TASK INSTRUCTIONS » Restate each entry word for word, leaving nothing out.
— start INPUT MATERIAL —
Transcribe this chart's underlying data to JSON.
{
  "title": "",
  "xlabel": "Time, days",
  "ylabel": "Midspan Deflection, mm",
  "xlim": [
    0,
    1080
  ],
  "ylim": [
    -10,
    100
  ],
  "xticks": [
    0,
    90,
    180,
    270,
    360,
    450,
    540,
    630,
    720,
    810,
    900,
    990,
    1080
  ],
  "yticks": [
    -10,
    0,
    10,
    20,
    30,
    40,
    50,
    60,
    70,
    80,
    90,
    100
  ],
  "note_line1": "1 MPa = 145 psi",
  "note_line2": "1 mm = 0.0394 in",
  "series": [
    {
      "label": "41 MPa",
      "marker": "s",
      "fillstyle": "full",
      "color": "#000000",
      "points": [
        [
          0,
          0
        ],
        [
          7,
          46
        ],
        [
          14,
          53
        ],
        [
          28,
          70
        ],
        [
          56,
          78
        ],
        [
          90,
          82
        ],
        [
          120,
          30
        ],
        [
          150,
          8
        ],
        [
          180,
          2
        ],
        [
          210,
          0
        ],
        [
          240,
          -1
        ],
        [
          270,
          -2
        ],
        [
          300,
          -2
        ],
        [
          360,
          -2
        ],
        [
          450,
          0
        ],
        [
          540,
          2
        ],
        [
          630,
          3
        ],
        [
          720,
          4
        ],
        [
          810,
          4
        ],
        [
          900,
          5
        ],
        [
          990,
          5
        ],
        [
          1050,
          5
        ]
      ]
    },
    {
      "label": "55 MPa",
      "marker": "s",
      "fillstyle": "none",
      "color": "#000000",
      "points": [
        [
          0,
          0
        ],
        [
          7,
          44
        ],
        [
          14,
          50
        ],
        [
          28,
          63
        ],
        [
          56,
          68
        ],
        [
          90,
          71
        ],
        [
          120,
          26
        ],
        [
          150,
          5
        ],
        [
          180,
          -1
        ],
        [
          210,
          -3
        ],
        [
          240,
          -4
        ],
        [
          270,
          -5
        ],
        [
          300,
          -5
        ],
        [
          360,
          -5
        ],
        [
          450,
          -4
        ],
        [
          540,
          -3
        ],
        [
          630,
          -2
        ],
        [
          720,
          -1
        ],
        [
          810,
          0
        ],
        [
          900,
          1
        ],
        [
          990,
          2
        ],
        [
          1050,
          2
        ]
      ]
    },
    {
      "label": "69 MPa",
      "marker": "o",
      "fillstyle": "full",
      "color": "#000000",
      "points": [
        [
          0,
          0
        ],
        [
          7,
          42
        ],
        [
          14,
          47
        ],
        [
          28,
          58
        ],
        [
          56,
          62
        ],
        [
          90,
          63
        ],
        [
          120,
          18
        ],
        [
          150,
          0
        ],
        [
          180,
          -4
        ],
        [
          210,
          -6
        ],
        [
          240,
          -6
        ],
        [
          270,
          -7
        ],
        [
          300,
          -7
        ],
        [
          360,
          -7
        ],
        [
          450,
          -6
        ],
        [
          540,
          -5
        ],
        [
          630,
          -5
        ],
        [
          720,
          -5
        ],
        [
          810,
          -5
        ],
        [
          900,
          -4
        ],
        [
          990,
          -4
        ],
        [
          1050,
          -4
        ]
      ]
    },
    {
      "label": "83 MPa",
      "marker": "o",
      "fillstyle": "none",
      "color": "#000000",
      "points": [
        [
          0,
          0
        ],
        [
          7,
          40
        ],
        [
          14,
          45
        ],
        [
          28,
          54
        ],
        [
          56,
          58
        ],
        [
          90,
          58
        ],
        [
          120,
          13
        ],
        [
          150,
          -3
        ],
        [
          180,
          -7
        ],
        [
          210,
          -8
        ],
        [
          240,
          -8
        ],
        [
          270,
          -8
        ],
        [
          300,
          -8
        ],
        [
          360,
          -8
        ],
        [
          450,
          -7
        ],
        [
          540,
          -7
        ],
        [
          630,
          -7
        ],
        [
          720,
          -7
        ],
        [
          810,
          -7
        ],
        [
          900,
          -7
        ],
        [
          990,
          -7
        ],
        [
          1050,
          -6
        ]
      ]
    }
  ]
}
— end INPUT MATERIAL —
RESPONSE TO THIS TASK »
Transcribe this chart's underlying data to JSON.
{
  "title": "",
  "xlabel": "Time, days",
  "ylabel": "Midspan Deflection, mm",
  "xlim": [
    0,
    1080
  ],
  "ylim": [
    -10,
    100
  ],
  "xticks": [
    0,
    90,
    180,
    270,
    360,
    450,
    540,
    630,
    720,
    810,
    900,
    990,
    1080
  ],
  "yticks": [
    -10,
    0,
    10,
    20,
    30,
    40,
    50,
    60,
    70,
    80,
    90,
    100
  ],
  "note_line1": "1 MPa = 145 psi",
  "note_line2": "1 mm = 0.0394 in",
  "series": [
    {
      "label": "41 MPa",
      "marker": "s",
      "fillstyle": "full",
      "color": "#000000",
      "points": [
        [
          0,
          0
        ],
        [
          7,
          46
        ],
        [
          14,
          53
        ],
        [
          28,
          70
        ],
        [
          56,
          78
        ],
        [
          90,
          82
        ],
        [
          120,
          30
        ],
        [
          150,
          8
        ],
        [
          180,
          2
        ],
        [
          210,
          0
        ],
        [
          240,
          -1
        ],
        [
          270,
          -2
        ],
        [
          300,
          -2
        ],
        [
          360,
          -2
        ],
        [
          450,
          0
        ],
        [
          540,
          2
        ],
        [
          630,
          3
        ],
        [
          720,
          4
        ],
        [
          810,
          4
        ],
        [
          900,
          5
        ],
        [
          990,
          5
        ],
        [
          1050,
          5
        ]
      ]
    },
    {
      "label": "55 MPa",
      "marker": "s",
      "fillstyle": "none",
      "color": "#000000",
      "points": [
        [
          0,
          0
        ],
        [
          7,
          44
        ],
        [
          14,
          50
        ],
        [
          28,
          63
        ],
        [
          56,
          68
        ],
        [
          90,
          71
        ],
        [
          120,
          26
        ],
        [
          150,
          5
        ],
        [
          180,
          -1
        ],
        [
          210,
          -3
        ],
        [
          240,
          -4
        ],
        [
          270,
          -5
        ],
        [
          300,
          -5
        ],
        [
          360,
          -5
        ],
        [
          450,
          -4
        ],
        [
          540,
          -3
        ],
        [
          630,
          -2
        ],
        [
          720,
          -1
        ],
        [
          810,
          0
        ],
        [
          900,
          1
        ],
        [
          990,
          2
        ],
        [
          1050,
          2
        ]
      ]
    },
    {
      "label": "69 MPa",
      "marker": "o",
      "fillstyle": "full",
      "color": "#000000",
      "points": [
        [
          0,
          0
        ],
        [
          7,
          42
        ],
        [
          14,
          47
        ],
        [
          28,
          58
        ],
        [
          56,
          62
        ],
        [
          90,
          63
        ],
        [
          120,
          18
        ],
        [
          150,
          0
        ],
        [
          180,
          -4
        ],
        [
          210,
          -6
        ],
        [
          240,
          -6
        ],
        [
          270,
          -7
        ],
        [
          300,
          -7
        ],
        [
          360,
          -7
        ],
        [
          450,
          -6
        ],
        [
          540,
          -5
        ],
        [
          630,
          -5
        ],
        [
          720,
          -5
        ],
        [
          810,
          -5
        ],
        [
          900,
          -4
        ],
        [
          990,
          -4
        ],
        [
          1050,
          -4
        ]
      ]
    },
    {
      "label": "83 MPa",
      "marker": "o",
      "fillstyle": "none",
      "color": "#000000",
      "points": [
        [
          0,
          0
        ],
        [
          7,
          40
        ],
        [
          14,
          45
        ],
        [
          28,
          54
        ],
        [
          56,
          58
        ],
        [
          90,
          58
        ],
        [
          120,
          13
        ],
        [
          150,
          -3
        ],
        [
          180,
          -7
        ],
        [
          210,
          -8
        ],
        [
          240,
          -8
        ],
        [
          270,
          -8
        ],
        [
          300,
          -8
        ],
        [
          360,
          -8
        ],
        [
          450,
          -7
        ],
        [
          540,
          -7
        ],
        [
          630,
          -7
        ],
        [
          720,
          -7
        ],
        [
          810,
          -7
        ],
        [
          900,
          -7
        ],
        [
          990,
          -7
        ],
        [
          1050,
          -6
        ]
      ]
    }
  ]
}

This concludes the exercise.